>> Begin

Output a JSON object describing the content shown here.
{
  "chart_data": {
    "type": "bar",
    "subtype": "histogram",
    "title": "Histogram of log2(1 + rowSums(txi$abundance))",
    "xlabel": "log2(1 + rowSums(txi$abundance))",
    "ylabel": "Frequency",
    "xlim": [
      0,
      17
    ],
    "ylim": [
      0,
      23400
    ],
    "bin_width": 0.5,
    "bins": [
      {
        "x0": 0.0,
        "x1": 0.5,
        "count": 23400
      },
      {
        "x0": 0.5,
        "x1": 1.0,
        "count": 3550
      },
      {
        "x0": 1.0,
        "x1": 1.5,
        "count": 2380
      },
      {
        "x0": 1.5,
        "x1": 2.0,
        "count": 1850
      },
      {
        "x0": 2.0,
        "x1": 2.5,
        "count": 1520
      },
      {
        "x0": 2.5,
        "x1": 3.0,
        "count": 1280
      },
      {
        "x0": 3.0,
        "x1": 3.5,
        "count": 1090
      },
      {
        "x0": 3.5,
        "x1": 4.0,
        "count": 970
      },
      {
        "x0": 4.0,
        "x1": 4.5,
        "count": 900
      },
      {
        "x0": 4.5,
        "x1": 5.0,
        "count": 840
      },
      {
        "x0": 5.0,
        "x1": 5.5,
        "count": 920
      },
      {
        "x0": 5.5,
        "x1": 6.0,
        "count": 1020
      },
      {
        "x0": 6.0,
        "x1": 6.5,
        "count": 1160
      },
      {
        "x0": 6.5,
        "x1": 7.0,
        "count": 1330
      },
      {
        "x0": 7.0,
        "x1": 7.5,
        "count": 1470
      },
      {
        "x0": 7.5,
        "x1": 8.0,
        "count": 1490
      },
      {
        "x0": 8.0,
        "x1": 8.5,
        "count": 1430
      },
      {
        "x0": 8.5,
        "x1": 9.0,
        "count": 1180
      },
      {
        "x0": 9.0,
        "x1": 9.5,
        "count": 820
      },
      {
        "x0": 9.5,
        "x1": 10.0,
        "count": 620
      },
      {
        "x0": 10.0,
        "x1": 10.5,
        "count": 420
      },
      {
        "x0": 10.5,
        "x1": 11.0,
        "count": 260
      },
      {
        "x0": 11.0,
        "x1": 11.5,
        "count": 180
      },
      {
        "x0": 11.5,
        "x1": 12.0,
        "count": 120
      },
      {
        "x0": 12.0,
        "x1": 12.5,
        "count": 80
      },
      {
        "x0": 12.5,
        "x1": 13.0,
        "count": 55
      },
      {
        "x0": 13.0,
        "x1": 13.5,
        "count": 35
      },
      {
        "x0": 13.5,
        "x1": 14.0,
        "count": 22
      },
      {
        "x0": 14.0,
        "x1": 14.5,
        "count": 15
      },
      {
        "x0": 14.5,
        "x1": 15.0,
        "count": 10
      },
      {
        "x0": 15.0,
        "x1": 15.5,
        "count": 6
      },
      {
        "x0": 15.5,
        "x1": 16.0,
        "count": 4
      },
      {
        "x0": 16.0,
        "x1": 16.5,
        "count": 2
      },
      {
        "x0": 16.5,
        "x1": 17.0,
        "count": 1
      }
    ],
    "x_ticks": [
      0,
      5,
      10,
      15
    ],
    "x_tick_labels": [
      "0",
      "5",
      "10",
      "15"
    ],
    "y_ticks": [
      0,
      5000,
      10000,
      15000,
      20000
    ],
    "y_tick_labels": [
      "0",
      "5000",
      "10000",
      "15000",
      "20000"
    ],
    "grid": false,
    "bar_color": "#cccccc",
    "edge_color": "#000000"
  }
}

>> End

REQUIREMENTS ▸
Write down every line of the data above that includes the string "rowSums".

PROBLEM SOLUTION ▸
    "title": "Histogram of log2(1 + rowSums(txi$abundance))",
    "xlabel": "log2(1 + rowSums(txi$abundance))",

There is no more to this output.